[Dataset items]

- - -

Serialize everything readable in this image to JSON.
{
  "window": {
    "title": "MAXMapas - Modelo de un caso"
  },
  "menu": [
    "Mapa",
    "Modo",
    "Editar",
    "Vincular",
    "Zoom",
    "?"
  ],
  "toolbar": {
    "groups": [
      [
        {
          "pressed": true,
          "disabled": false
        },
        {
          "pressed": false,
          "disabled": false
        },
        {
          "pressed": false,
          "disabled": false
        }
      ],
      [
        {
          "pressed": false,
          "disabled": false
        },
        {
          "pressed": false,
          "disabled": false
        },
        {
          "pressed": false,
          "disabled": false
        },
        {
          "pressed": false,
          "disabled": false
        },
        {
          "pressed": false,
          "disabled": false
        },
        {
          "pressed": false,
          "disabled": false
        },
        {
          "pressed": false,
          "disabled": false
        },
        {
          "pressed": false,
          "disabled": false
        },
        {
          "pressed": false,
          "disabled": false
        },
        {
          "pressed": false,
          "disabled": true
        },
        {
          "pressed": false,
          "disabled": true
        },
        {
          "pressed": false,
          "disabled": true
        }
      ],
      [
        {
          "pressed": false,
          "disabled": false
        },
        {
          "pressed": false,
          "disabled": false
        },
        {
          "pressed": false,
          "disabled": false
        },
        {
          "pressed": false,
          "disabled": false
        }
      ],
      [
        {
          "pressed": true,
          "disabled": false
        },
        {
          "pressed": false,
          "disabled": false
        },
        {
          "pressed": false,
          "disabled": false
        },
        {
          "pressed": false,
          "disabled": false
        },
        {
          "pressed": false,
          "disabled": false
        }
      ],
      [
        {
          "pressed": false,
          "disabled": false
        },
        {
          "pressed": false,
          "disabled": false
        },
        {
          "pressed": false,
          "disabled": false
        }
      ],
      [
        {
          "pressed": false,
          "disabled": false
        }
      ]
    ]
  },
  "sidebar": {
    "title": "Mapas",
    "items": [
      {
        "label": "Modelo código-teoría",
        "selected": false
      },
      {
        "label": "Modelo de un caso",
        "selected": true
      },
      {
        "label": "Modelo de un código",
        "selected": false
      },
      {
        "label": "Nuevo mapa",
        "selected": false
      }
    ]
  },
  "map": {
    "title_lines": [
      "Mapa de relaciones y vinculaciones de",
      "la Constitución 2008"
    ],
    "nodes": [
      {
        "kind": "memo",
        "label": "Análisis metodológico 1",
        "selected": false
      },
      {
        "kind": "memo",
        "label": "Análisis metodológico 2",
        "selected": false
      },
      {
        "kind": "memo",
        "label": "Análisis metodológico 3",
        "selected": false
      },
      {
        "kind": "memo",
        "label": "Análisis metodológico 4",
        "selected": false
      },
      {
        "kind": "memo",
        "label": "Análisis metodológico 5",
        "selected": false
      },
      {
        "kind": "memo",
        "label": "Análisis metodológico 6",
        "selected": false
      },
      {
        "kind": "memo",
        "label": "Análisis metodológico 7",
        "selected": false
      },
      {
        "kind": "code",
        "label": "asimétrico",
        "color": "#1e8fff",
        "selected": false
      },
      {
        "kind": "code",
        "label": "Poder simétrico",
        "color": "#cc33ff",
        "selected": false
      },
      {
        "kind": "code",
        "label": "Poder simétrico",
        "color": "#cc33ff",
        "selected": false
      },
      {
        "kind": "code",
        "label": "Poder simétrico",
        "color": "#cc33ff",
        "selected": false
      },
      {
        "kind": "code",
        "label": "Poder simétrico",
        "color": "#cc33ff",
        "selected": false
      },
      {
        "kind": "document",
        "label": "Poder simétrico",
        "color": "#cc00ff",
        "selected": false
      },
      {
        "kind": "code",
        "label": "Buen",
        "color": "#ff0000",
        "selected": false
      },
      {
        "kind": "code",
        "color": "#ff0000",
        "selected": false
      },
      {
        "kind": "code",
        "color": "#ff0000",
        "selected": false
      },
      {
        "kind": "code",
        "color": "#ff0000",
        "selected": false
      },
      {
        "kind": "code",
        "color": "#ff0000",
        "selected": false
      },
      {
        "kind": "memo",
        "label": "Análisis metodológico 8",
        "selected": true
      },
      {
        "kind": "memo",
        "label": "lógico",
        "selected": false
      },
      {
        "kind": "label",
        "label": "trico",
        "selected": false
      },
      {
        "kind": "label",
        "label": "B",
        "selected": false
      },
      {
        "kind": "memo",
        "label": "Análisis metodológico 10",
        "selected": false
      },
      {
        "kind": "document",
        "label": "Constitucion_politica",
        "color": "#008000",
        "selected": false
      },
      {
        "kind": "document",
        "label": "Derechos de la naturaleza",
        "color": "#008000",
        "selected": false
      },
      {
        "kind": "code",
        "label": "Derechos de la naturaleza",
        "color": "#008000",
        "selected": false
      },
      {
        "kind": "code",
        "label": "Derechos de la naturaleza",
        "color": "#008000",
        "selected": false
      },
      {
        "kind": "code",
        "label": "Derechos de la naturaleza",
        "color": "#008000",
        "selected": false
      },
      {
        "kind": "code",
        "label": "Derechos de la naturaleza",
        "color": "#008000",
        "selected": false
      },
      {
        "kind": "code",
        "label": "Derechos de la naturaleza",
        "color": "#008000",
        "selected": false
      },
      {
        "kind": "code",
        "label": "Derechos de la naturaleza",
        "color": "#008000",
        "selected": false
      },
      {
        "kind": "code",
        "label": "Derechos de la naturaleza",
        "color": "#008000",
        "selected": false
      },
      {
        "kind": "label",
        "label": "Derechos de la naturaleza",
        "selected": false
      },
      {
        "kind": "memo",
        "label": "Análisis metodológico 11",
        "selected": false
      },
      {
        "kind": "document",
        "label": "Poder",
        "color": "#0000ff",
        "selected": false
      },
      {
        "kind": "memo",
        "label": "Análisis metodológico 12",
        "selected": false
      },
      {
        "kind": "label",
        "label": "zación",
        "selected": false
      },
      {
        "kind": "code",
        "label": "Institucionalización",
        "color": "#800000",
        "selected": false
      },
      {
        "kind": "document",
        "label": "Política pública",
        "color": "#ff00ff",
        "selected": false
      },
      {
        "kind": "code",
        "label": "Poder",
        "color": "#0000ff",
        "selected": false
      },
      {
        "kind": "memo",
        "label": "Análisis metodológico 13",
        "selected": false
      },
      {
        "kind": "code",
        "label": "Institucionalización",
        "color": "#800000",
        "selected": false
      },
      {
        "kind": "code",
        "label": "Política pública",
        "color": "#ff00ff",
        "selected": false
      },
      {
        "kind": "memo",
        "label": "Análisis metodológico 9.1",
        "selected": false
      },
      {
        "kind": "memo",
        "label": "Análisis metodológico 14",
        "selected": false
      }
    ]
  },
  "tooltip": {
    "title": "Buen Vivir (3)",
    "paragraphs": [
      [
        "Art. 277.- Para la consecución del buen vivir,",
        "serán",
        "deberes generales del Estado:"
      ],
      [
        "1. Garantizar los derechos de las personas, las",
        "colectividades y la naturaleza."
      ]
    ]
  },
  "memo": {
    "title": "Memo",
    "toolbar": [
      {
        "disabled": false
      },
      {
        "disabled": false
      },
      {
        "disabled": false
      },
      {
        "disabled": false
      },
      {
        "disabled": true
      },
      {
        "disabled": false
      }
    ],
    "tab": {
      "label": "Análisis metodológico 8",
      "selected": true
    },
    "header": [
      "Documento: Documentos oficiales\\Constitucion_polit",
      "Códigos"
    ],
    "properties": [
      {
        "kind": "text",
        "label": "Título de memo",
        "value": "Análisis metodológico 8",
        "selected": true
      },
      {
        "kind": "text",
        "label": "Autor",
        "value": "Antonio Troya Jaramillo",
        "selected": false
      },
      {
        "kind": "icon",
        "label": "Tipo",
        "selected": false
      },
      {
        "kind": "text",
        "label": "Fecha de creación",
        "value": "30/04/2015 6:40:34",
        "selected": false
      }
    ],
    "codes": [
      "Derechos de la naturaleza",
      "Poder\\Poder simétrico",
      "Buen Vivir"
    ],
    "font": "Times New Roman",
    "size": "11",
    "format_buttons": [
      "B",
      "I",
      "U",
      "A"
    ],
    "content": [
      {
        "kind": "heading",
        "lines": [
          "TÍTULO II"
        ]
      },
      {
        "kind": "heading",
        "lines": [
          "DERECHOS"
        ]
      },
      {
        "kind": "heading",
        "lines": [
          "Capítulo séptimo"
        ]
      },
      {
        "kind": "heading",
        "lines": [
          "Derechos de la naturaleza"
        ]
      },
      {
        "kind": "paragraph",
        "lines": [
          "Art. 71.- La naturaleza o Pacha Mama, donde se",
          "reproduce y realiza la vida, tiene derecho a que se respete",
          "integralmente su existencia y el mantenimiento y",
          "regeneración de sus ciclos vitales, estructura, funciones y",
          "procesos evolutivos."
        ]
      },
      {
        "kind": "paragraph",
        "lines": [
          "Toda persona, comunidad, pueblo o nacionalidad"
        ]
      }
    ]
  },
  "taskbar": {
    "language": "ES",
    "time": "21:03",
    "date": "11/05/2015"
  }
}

- - -

_Directive:_
Filter the data, keeping only the lines that contain "Modelo".

_Exercise response:_
    "title": "MAXMapas - Modelo de un caso"
        "label": "Modelo código-teoría",
        "label": "Modelo de un caso",
        "label": "Modelo de un código",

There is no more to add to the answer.